Figure collection entries:

━━━━━━━━━━━━━━━━

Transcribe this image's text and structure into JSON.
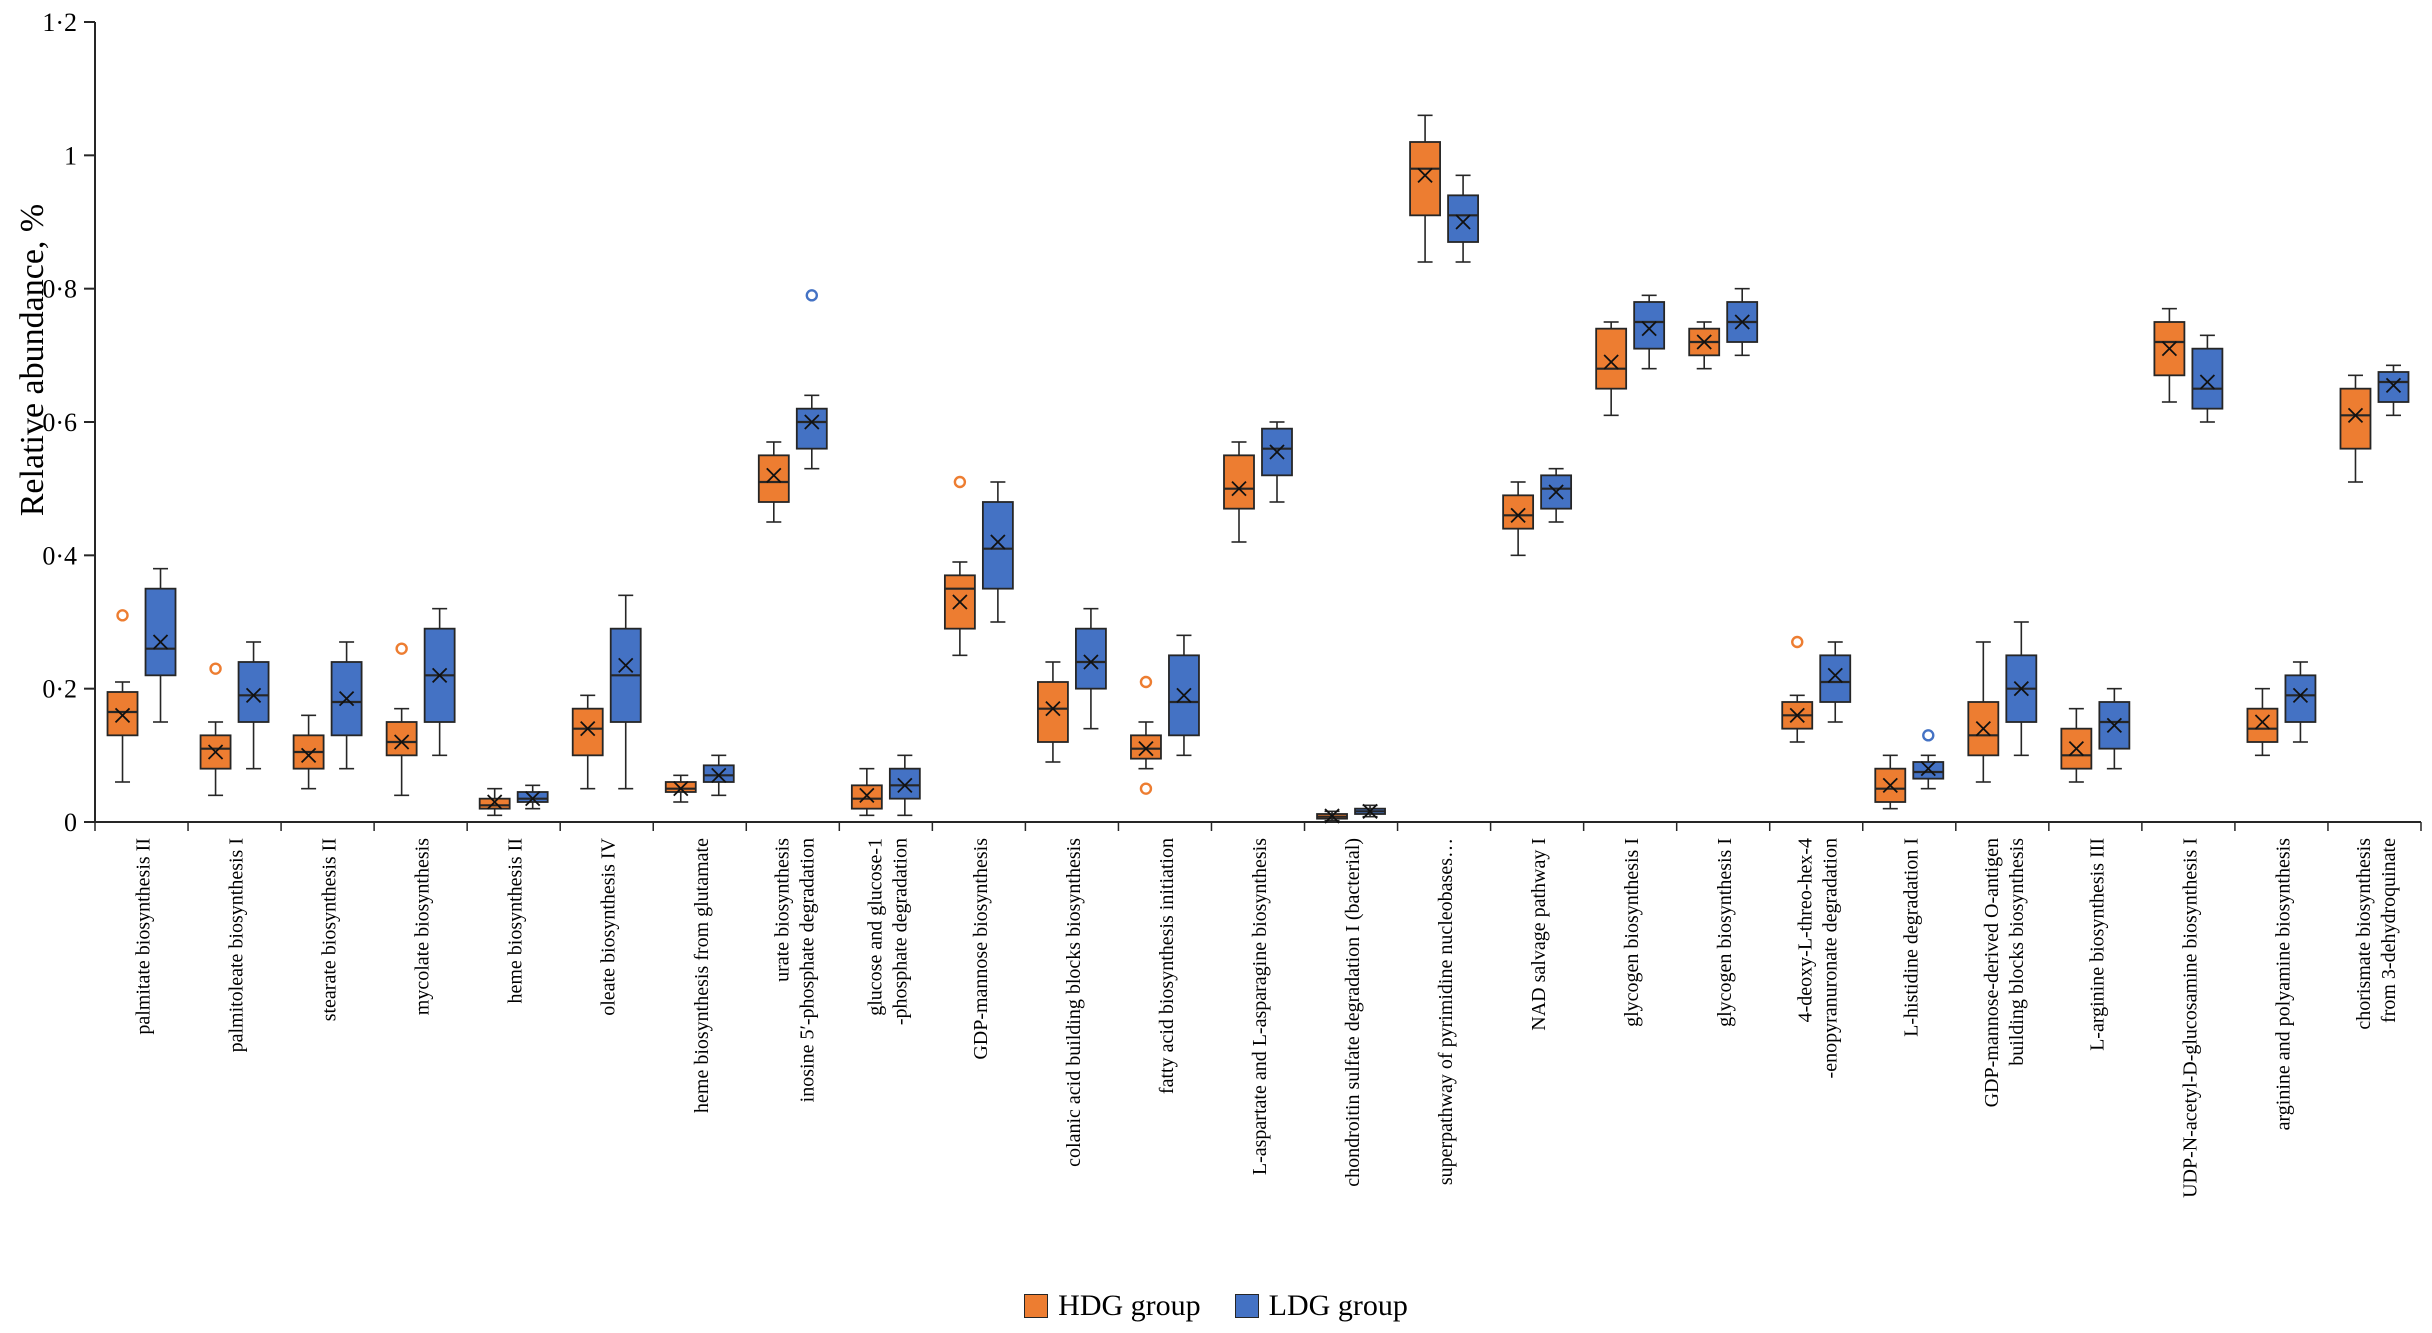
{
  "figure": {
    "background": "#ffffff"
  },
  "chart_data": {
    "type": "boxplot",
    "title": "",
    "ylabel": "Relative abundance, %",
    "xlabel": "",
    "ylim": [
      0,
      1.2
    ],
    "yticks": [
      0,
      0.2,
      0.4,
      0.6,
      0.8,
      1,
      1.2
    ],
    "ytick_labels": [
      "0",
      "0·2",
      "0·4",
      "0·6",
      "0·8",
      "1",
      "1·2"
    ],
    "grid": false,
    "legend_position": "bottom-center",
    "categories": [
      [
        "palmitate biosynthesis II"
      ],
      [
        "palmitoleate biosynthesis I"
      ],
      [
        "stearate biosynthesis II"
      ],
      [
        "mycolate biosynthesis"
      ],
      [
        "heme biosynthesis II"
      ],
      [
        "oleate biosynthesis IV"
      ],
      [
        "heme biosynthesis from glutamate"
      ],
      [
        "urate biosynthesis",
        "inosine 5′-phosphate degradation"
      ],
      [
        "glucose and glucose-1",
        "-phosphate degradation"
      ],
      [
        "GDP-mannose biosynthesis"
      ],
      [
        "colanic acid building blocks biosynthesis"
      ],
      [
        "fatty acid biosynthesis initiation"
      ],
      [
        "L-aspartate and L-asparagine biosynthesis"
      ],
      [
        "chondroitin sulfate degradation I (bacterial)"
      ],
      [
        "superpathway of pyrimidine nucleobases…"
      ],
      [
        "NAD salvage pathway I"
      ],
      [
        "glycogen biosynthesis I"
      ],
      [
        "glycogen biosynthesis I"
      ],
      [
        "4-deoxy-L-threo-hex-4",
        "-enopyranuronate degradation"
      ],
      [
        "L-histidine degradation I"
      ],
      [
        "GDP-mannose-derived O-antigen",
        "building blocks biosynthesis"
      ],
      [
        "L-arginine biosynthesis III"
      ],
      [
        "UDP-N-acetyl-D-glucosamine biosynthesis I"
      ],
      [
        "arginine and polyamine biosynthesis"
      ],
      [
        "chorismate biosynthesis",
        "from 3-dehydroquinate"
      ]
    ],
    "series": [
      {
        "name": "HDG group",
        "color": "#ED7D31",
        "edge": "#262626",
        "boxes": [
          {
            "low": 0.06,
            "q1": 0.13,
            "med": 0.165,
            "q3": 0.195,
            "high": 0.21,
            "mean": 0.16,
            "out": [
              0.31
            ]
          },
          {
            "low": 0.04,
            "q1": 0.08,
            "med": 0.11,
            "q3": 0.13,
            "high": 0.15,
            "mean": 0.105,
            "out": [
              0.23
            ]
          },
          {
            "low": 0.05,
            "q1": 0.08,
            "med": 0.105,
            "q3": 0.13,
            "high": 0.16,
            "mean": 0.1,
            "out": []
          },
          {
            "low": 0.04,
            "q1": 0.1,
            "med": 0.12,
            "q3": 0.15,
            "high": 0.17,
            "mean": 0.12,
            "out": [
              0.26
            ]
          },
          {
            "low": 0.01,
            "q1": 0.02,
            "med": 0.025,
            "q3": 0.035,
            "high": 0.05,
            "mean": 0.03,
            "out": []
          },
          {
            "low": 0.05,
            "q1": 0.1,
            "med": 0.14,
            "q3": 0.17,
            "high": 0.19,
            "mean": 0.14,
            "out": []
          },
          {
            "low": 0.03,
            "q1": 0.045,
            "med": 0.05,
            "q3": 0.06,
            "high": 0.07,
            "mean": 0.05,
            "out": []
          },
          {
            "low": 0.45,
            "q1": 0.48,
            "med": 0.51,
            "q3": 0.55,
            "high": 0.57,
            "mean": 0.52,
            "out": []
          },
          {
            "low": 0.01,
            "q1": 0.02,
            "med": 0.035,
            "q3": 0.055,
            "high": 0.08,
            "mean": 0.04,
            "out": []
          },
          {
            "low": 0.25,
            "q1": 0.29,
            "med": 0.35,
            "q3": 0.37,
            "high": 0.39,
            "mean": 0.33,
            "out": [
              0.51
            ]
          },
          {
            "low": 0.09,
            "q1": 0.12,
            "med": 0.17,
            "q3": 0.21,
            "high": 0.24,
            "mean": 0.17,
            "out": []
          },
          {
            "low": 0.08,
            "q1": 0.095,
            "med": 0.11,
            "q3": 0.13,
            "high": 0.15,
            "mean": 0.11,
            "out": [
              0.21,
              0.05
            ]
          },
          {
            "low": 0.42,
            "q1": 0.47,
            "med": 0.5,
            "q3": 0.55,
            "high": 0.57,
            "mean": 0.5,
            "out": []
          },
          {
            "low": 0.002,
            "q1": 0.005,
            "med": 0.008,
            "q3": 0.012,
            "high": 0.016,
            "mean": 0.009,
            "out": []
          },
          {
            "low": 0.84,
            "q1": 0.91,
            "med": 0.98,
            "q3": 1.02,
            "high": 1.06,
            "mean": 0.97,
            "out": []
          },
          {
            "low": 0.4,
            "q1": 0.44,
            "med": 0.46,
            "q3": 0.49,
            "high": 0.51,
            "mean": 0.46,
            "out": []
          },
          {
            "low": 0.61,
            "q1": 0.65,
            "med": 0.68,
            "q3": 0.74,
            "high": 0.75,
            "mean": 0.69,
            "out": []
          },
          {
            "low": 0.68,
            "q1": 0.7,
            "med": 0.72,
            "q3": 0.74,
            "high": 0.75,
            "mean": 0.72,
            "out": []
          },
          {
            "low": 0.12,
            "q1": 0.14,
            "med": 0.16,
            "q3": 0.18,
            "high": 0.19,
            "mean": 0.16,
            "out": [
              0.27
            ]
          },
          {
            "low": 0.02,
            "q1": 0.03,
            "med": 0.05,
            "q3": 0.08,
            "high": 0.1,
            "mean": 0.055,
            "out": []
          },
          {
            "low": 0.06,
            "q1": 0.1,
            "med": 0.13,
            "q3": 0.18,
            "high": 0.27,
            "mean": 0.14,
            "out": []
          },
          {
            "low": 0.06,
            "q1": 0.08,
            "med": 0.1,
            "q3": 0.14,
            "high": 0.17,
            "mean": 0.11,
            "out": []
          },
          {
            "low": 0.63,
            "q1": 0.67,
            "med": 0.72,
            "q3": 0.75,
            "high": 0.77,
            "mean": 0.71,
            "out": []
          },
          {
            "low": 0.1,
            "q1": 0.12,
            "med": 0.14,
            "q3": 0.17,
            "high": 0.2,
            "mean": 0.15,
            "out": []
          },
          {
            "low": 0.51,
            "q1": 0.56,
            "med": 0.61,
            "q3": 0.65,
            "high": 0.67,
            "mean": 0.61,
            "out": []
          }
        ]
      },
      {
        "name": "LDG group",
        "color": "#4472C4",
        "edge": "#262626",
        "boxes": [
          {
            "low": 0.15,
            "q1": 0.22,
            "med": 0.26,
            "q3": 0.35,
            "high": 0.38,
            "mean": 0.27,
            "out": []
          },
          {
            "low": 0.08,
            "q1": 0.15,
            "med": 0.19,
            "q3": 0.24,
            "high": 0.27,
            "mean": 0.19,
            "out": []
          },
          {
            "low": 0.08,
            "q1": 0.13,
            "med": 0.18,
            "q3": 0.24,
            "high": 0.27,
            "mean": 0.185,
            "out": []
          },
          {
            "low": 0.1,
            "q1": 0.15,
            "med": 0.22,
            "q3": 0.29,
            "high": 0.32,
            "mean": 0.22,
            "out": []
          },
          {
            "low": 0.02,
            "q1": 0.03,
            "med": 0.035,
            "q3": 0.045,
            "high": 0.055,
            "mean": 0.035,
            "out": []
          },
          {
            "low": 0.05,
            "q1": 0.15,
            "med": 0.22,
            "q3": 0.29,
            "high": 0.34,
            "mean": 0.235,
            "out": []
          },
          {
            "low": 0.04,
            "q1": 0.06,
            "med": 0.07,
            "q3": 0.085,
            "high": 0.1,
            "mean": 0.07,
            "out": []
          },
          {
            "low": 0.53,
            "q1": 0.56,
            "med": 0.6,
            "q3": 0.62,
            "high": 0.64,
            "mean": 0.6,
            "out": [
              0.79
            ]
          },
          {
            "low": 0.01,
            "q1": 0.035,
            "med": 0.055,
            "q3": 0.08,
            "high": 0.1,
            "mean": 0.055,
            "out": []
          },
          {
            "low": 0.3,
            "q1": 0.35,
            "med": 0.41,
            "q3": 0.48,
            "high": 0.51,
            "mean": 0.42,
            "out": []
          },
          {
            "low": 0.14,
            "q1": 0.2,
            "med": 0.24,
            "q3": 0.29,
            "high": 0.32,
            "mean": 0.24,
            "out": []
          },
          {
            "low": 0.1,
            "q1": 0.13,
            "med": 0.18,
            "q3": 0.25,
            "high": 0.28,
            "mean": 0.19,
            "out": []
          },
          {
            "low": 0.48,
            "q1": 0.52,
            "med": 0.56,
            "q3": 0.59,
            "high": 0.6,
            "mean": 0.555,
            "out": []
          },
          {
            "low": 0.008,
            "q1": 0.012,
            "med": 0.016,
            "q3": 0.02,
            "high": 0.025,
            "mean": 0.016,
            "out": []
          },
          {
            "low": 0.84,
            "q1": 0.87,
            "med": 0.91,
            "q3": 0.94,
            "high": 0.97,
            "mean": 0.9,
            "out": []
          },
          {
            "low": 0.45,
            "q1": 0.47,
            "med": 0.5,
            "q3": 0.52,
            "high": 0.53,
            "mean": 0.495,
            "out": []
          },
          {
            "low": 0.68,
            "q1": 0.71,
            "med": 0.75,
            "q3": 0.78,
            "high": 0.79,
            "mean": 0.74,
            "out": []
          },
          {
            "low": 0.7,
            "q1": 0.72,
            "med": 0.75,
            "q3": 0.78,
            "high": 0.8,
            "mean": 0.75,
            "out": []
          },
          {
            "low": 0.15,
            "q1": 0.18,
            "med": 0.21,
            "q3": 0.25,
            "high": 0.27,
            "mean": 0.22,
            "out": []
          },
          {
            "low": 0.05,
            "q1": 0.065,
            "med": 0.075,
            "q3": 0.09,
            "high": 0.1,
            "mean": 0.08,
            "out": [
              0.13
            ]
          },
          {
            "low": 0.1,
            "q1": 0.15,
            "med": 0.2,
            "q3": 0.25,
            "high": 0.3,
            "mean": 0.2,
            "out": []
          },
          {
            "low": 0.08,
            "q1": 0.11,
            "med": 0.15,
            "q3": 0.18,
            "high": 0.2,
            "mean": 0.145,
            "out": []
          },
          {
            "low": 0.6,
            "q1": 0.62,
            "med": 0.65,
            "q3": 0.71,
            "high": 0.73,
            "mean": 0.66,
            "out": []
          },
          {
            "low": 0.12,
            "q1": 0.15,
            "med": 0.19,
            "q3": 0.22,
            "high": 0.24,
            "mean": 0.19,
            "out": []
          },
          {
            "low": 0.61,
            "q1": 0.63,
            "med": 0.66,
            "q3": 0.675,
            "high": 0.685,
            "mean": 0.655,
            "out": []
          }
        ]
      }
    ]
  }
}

━━━━━━━━━━━━━━━━

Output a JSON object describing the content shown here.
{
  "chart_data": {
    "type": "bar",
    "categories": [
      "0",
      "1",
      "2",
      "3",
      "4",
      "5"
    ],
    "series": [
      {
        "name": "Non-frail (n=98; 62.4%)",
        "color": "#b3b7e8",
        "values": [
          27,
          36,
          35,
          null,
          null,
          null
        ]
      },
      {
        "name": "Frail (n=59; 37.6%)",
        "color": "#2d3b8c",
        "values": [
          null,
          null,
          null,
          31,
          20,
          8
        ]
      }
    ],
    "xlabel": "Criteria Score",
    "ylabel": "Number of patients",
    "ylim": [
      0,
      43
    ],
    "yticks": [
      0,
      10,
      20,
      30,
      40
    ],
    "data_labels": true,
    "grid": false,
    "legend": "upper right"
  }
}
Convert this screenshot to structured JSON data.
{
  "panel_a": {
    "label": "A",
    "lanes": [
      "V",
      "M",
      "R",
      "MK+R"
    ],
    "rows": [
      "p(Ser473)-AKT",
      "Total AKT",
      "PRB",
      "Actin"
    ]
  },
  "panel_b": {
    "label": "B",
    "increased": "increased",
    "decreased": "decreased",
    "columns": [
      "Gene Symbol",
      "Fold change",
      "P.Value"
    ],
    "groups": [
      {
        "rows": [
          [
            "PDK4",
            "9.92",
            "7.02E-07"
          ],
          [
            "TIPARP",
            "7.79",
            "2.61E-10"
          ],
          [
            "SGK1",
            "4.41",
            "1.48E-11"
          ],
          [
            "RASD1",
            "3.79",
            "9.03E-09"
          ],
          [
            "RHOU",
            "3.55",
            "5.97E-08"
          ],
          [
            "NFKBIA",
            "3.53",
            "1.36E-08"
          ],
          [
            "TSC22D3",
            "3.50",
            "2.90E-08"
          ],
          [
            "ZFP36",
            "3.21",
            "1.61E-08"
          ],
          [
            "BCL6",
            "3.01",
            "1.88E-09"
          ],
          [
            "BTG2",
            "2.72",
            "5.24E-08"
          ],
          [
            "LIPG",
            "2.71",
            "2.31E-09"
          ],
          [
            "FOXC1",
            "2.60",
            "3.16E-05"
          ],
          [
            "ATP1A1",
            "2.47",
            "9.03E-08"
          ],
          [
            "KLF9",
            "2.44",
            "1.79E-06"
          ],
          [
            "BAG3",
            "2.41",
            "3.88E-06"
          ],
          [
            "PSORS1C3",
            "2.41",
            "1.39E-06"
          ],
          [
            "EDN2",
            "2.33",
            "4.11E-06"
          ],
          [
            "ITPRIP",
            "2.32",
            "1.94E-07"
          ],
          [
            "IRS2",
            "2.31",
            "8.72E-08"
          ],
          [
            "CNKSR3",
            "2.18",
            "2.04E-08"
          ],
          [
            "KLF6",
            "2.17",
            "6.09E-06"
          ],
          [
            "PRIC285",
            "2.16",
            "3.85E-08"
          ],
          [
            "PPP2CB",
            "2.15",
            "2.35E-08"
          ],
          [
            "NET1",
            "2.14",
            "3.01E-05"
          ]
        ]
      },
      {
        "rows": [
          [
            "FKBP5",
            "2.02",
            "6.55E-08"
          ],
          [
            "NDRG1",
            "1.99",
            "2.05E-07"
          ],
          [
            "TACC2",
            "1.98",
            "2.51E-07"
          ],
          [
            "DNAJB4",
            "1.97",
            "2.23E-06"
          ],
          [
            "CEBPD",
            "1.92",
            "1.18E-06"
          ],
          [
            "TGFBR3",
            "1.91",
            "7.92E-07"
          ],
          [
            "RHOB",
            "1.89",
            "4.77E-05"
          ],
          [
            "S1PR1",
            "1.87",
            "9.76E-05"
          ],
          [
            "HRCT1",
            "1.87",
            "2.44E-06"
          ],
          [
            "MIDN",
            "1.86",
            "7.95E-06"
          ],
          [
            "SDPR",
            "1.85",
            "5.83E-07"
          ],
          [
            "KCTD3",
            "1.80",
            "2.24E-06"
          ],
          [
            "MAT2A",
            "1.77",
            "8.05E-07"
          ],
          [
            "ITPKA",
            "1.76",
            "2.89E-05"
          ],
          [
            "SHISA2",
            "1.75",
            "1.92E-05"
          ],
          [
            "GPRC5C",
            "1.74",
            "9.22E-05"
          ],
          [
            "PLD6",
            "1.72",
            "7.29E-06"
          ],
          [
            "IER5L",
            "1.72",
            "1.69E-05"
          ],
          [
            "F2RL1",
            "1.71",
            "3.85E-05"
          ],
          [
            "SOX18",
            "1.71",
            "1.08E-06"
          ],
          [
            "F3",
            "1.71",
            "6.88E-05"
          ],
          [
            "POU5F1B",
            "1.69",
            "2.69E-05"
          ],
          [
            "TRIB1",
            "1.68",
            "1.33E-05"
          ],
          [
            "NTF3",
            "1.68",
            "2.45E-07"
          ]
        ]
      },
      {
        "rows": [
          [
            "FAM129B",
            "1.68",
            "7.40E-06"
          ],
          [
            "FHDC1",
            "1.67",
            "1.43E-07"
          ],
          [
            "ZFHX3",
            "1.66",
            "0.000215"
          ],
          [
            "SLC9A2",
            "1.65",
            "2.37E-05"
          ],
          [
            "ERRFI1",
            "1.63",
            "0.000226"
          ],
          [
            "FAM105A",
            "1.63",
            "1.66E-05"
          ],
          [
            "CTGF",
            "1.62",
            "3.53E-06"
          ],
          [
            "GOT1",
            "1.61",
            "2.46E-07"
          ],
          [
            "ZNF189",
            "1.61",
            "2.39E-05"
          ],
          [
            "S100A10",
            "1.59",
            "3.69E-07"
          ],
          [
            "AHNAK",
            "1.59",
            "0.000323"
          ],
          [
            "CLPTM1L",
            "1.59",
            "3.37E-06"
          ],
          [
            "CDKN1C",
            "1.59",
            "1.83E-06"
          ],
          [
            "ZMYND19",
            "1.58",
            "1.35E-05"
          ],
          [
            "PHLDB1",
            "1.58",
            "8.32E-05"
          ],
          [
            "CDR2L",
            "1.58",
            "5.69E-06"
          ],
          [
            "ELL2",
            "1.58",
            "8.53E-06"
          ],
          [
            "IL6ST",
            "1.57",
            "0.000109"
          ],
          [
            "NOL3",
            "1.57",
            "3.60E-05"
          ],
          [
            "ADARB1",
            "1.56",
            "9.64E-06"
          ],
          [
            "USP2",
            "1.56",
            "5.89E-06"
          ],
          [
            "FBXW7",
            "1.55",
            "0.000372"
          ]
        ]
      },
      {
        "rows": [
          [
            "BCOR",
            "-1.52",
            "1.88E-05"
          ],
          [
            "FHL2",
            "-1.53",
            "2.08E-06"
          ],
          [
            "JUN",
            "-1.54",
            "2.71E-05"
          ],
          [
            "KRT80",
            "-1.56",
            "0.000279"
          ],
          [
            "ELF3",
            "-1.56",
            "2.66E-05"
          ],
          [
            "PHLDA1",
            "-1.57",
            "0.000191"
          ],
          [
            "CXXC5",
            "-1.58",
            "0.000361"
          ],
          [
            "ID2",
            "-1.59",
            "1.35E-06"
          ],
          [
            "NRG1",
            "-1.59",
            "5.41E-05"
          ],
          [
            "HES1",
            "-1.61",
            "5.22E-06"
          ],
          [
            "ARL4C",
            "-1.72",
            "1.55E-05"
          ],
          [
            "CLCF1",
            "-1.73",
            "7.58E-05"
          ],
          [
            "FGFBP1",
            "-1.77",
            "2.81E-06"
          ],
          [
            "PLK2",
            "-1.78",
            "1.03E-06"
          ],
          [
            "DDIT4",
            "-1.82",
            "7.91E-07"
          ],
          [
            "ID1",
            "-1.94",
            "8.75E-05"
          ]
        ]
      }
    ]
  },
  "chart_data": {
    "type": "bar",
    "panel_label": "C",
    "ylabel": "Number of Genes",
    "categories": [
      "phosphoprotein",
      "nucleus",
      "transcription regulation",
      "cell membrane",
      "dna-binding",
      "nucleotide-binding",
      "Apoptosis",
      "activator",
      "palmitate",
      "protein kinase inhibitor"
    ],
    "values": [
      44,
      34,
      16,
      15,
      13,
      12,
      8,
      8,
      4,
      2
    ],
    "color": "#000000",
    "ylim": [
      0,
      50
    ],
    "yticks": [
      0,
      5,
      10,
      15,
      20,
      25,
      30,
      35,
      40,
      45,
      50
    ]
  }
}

━━━━━━━━━━━━━━━━

EXERCISE PROMPT: Show all lines from the entries that hold "degradation".

ANSWER SPACE:
        "inosine 5′-phosphate degradation"
        "-phosphate degradation"
        "chondroitin sulfate degradation I (bacterial)"
        "-enopyranuronate degradation"
        "L-histidine degradation I"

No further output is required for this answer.